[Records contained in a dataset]
+ + + + +
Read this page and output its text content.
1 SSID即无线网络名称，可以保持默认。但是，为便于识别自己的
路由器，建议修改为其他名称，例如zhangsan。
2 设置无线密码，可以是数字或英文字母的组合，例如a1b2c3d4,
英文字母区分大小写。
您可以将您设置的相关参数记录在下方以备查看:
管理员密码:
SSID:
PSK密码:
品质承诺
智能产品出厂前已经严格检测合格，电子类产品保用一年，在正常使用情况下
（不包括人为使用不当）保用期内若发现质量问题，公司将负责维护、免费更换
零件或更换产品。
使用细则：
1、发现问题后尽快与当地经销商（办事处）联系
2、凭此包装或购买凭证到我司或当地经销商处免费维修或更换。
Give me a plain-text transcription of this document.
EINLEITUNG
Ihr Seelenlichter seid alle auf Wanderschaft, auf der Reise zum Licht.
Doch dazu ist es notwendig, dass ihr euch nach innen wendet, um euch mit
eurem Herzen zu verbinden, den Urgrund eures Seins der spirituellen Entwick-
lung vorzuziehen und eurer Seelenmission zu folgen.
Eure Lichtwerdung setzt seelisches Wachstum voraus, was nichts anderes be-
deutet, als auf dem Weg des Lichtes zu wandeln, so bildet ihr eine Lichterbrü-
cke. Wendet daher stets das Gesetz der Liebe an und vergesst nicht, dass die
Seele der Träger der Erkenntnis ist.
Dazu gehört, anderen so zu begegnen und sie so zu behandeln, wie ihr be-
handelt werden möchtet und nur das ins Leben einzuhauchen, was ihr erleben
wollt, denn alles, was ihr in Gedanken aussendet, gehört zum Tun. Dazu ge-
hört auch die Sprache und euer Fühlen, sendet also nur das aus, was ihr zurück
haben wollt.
+ + + + +
Exercise prompt. Transcribe the records above exactly as they appear.

Answer below.
Read this page and output its text content.
1 SSID即无线网络名称，可以保持默认。但是，为便于识别自己的
路由器，建议修改为其他名称，例如zhangsan。
2 设置无线密码，可以是数字或英文字母的组合，例如a1b2c3d4,
英文字母区分大小写。
您可以将您设置的相关参数记录在下方以备查看:
管理员密码:
SSID:
PSK密码:
品质承诺
智能产品出厂前已经严格检测合格，电子类产品保用一年，在正常使用情况下
（不包括人为使用不当）保用期内若发现质量问题，公司将负责维护、免费更换
零件或更换产品。
使用细则：
1、发现问题后尽快与当地经销商（办事处）联系
2、凭此包装或购买凭证到我司或当地经销商处免费维修或更换。
Give me a plain-text transcription of this document.
EINLEITUNG
Ihr Seelenlichter seid alle auf Wanderschaft, auf der Reise zum Licht.
Doch dazu ist es notwendig, dass ihr euch nach innen wendet, um euch mit
eurem Herzen zu verbinden, den Urgrund eures Seins der spirituellen Entwick-
lung vorzuziehen und eurer Seelenmission zu folgen.
Eure Lichtwerdung setzt seelisches Wachstum voraus, was nichts anderes be-
deutet, als auf dem Weg des Lichtes zu wandeln, so bildet ihr eine Lichterbrü-
cke. Wendet daher stets das Gesetz der Liebe an und vergesst nicht, dass die
Seele der Träger der Erkenntnis ist.
Dazu gehört, anderen so zu begegnen und sie so zu behandeln, wie ihr be-
handelt werden möchtet und nur das ins Leben einzuhauchen, was ihr erleben
wollt, denn alles, was ihr in Gedanken aussendet, gehört zum Tun. Dazu ge-
hört auch die Sprache und euer Fühlen, sendet also nur das aus, was ihr zurück
haben wollt.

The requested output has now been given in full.